* _Provided entries_:
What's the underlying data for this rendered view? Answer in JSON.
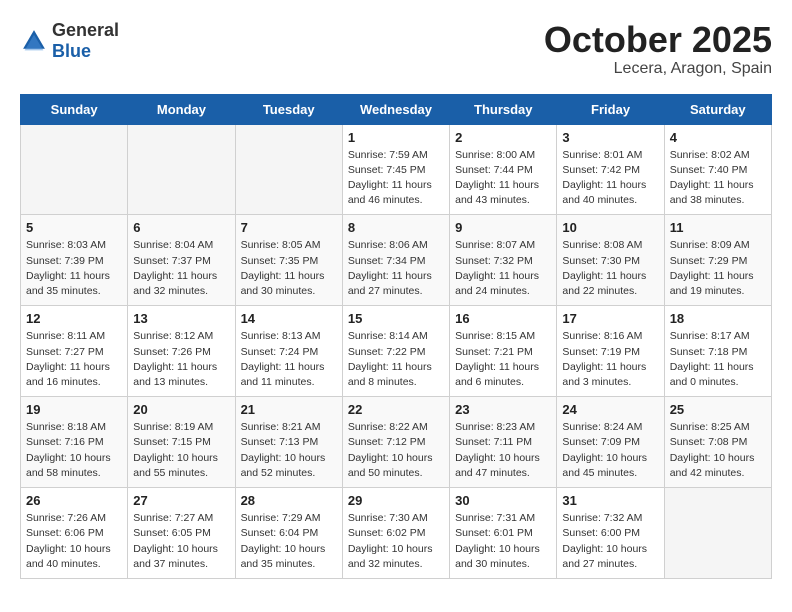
{
  "logo": {
    "text_general": "General",
    "text_blue": "Blue"
  },
  "title": "October 2025",
  "subtitle": "Lecera, Aragon, Spain",
  "weekdays": [
    "Sunday",
    "Monday",
    "Tuesday",
    "Wednesday",
    "Thursday",
    "Friday",
    "Saturday"
  ],
  "weeks": [
    [
      {
        "day": "",
        "info": ""
      },
      {
        "day": "",
        "info": ""
      },
      {
        "day": "",
        "info": ""
      },
      {
        "day": "1",
        "info": "Sunrise: 7:59 AM\nSunset: 7:45 PM\nDaylight: 11 hours and 46 minutes."
      },
      {
        "day": "2",
        "info": "Sunrise: 8:00 AM\nSunset: 7:44 PM\nDaylight: 11 hours and 43 minutes."
      },
      {
        "day": "3",
        "info": "Sunrise: 8:01 AM\nSunset: 7:42 PM\nDaylight: 11 hours and 40 minutes."
      },
      {
        "day": "4",
        "info": "Sunrise: 8:02 AM\nSunset: 7:40 PM\nDaylight: 11 hours and 38 minutes."
      }
    ],
    [
      {
        "day": "5",
        "info": "Sunrise: 8:03 AM\nSunset: 7:39 PM\nDaylight: 11 hours and 35 minutes."
      },
      {
        "day": "6",
        "info": "Sunrise: 8:04 AM\nSunset: 7:37 PM\nDaylight: 11 hours and 32 minutes."
      },
      {
        "day": "7",
        "info": "Sunrise: 8:05 AM\nSunset: 7:35 PM\nDaylight: 11 hours and 30 minutes."
      },
      {
        "day": "8",
        "info": "Sunrise: 8:06 AM\nSunset: 7:34 PM\nDaylight: 11 hours and 27 minutes."
      },
      {
        "day": "9",
        "info": "Sunrise: 8:07 AM\nSunset: 7:32 PM\nDaylight: 11 hours and 24 minutes."
      },
      {
        "day": "10",
        "info": "Sunrise: 8:08 AM\nSunset: 7:30 PM\nDaylight: 11 hours and 22 minutes."
      },
      {
        "day": "11",
        "info": "Sunrise: 8:09 AM\nSunset: 7:29 PM\nDaylight: 11 hours and 19 minutes."
      }
    ],
    [
      {
        "day": "12",
        "info": "Sunrise: 8:11 AM\nSunset: 7:27 PM\nDaylight: 11 hours and 16 minutes."
      },
      {
        "day": "13",
        "info": "Sunrise: 8:12 AM\nSunset: 7:26 PM\nDaylight: 11 hours and 13 minutes."
      },
      {
        "day": "14",
        "info": "Sunrise: 8:13 AM\nSunset: 7:24 PM\nDaylight: 11 hours and 11 minutes."
      },
      {
        "day": "15",
        "info": "Sunrise: 8:14 AM\nSunset: 7:22 PM\nDaylight: 11 hours and 8 minutes."
      },
      {
        "day": "16",
        "info": "Sunrise: 8:15 AM\nSunset: 7:21 PM\nDaylight: 11 hours and 6 minutes."
      },
      {
        "day": "17",
        "info": "Sunrise: 8:16 AM\nSunset: 7:19 PM\nDaylight: 11 hours and 3 minutes."
      },
      {
        "day": "18",
        "info": "Sunrise: 8:17 AM\nSunset: 7:18 PM\nDaylight: 11 hours and 0 minutes."
      }
    ],
    [
      {
        "day": "19",
        "info": "Sunrise: 8:18 AM\nSunset: 7:16 PM\nDaylight: 10 hours and 58 minutes."
      },
      {
        "day": "20",
        "info": "Sunrise: 8:19 AM\nSunset: 7:15 PM\nDaylight: 10 hours and 55 minutes."
      },
      {
        "day": "21",
        "info": "Sunrise: 8:21 AM\nSunset: 7:13 PM\nDaylight: 10 hours and 52 minutes."
      },
      {
        "day": "22",
        "info": "Sunrise: 8:22 AM\nSunset: 7:12 PM\nDaylight: 10 hours and 50 minutes."
      },
      {
        "day": "23",
        "info": "Sunrise: 8:23 AM\nSunset: 7:11 PM\nDaylight: 10 hours and 47 minutes."
      },
      {
        "day": "24",
        "info": "Sunrise: 8:24 AM\nSunset: 7:09 PM\nDaylight: 10 hours and 45 minutes."
      },
      {
        "day": "25",
        "info": "Sunrise: 8:25 AM\nSunset: 7:08 PM\nDaylight: 10 hours and 42 minutes."
      }
    ],
    [
      {
        "day": "26",
        "info": "Sunrise: 7:26 AM\nSunset: 6:06 PM\nDaylight: 10 hours and 40 minutes."
      },
      {
        "day": "27",
        "info": "Sunrise: 7:27 AM\nSunset: 6:05 PM\nDaylight: 10 hours and 37 minutes."
      },
      {
        "day": "28",
        "info": "Sunrise: 7:29 AM\nSunset: 6:04 PM\nDaylight: 10 hours and 35 minutes."
      },
      {
        "day": "29",
        "info": "Sunrise: 7:30 AM\nSunset: 6:02 PM\nDaylight: 10 hours and 32 minutes."
      },
      {
        "day": "30",
        "info": "Sunrise: 7:31 AM\nSunset: 6:01 PM\nDaylight: 10 hours and 30 minutes."
      },
      {
        "day": "31",
        "info": "Sunrise: 7:32 AM\nSunset: 6:00 PM\nDaylight: 10 hours and 27 minutes."
      },
      {
        "day": "",
        "info": ""
      }
    ]
  ]
}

* _Task_: Give every line back word for word and leave the pictures out.

* _Worked solution_:
What's the underlying data for this rendered view? Answer in JSON.
{
  "logo": {
    "text_general": "General",
    "text_blue": "Blue"
  },
  "title": "October 2025",
  "subtitle": "Lecera, Aragon, Spain",
  "weekdays": [
    "Sunday",
    "Monday",
    "Tuesday",
    "Wednesday",
    "Thursday",
    "Friday",
    "Saturday"
  ],
  "weeks": [
    [
      {
        "day": "",
        "info": ""
      },
      {
        "day": "",
        "info": ""
      },
      {
        "day": "",
        "info": ""
      },
      {
        "day": "1",
        "info": "Sunrise: 7:59 AM\nSunset: 7:45 PM\nDaylight: 11 hours and 46 minutes."
      },
      {
        "day": "2",
        "info": "Sunrise: 8:00 AM\nSunset: 7:44 PM\nDaylight: 11 hours and 43 minutes."
      },
      {
        "day": "3",
        "info": "Sunrise: 8:01 AM\nSunset: 7:42 PM\nDaylight: 11 hours and 40 minutes."
      },
      {
        "day": "4",
        "info": "Sunrise: 8:02 AM\nSunset: 7:40 PM\nDaylight: 11 hours and 38 minutes."
      }
    ],
    [
      {
        "day": "5",
        "info": "Sunrise: 8:03 AM\nSunset: 7:39 PM\nDaylight: 11 hours and 35 minutes."
      },
      {
        "day": "6",
        "info": "Sunrise: 8:04 AM\nSunset: 7:37 PM\nDaylight: 11 hours and 32 minutes."
      },
      {
        "day": "7",
        "info": "Sunrise: 8:05 AM\nSunset: 7:35 PM\nDaylight: 11 hours and 30 minutes."
      },
      {
        "day": "8",
        "info": "Sunrise: 8:06 AM\nSunset: 7:34 PM\nDaylight: 11 hours and 27 minutes."
      },
      {
        "day": "9",
        "info": "Sunrise: 8:07 AM\nSunset: 7:32 PM\nDaylight: 11 hours and 24 minutes."
      },
      {
        "day": "10",
        "info": "Sunrise: 8:08 AM\nSunset: 7:30 PM\nDaylight: 11 hours and 22 minutes."
      },
      {
        "day": "11",
        "info": "Sunrise: 8:09 AM\nSunset: 7:29 PM\nDaylight: 11 hours and 19 minutes."
      }
    ],
    [
      {
        "day": "12",
        "info": "Sunrise: 8:11 AM\nSunset: 7:27 PM\nDaylight: 11 hours and 16 minutes."
      },
      {
        "day": "13",
        "info": "Sunrise: 8:12 AM\nSunset: 7:26 PM\nDaylight: 11 hours and 13 minutes."
      },
      {
        "day": "14",
        "info": "Sunrise: 8:13 AM\nSunset: 7:24 PM\nDaylight: 11 hours and 11 minutes."
      },
      {
        "day": "15",
        "info": "Sunrise: 8:14 AM\nSunset: 7:22 PM\nDaylight: 11 hours and 8 minutes."
      },
      {
        "day": "16",
        "info": "Sunrise: 8:15 AM\nSunset: 7:21 PM\nDaylight: 11 hours and 6 minutes."
      },
      {
        "day": "17",
        "info": "Sunrise: 8:16 AM\nSunset: 7:19 PM\nDaylight: 11 hours and 3 minutes."
      },
      {
        "day": "18",
        "info": "Sunrise: 8:17 AM\nSunset: 7:18 PM\nDaylight: 11 hours and 0 minutes."
      }
    ],
    [
      {
        "day": "19",
        "info": "Sunrise: 8:18 AM\nSunset: 7:16 PM\nDaylight: 10 hours and 58 minutes."
      },
      {
        "day": "20",
        "info": "Sunrise: 8:19 AM\nSunset: 7:15 PM\nDaylight: 10 hours and 55 minutes."
      },
      {
        "day": "21",
        "info": "Sunrise: 8:21 AM\nSunset: 7:13 PM\nDaylight: 10 hours and 52 minutes."
      },
      {
        "day": "22",
        "info": "Sunrise: 8:22 AM\nSunset: 7:12 PM\nDaylight: 10 hours and 50 minutes."
      },
      {
        "day": "23",
        "info": "Sunrise: 8:23 AM\nSunset: 7:11 PM\nDaylight: 10 hours and 47 minutes."
      },
      {
        "day": "24",
        "info": "Sunrise: 8:24 AM\nSunset: 7:09 PM\nDaylight: 10 hours and 45 minutes."
      },
      {
        "day": "25",
        "info": "Sunrise: 8:25 AM\nSunset: 7:08 PM\nDaylight: 10 hours and 42 minutes."
      }
    ],
    [
      {
        "day": "26",
        "info": "Sunrise: 7:26 AM\nSunset: 6:06 PM\nDaylight: 10 hours and 40 minutes."
      },
      {
        "day": "27",
        "info": "Sunrise: 7:27 AM\nSunset: 6:05 PM\nDaylight: 10 hours and 37 minutes."
      },
      {
        "day": "28",
        "info": "Sunrise: 7:29 AM\nSunset: 6:04 PM\nDaylight: 10 hours and 35 minutes."
      },
      {
        "day": "29",
        "info": "Sunrise: 7:30 AM\nSunset: 6:02 PM\nDaylight: 10 hours and 32 minutes."
      },
      {
        "day": "30",
        "info": "Sunrise: 7:31 AM\nSunset: 6:01 PM\nDaylight: 10 hours and 30 minutes."
      },
      {
        "day": "31",
        "info": "Sunrise: 7:32 AM\nSunset: 6:00 PM\nDaylight: 10 hours and 27 minutes."
      },
      {
        "day": "",
        "info": ""
      }
    ]
  ]
}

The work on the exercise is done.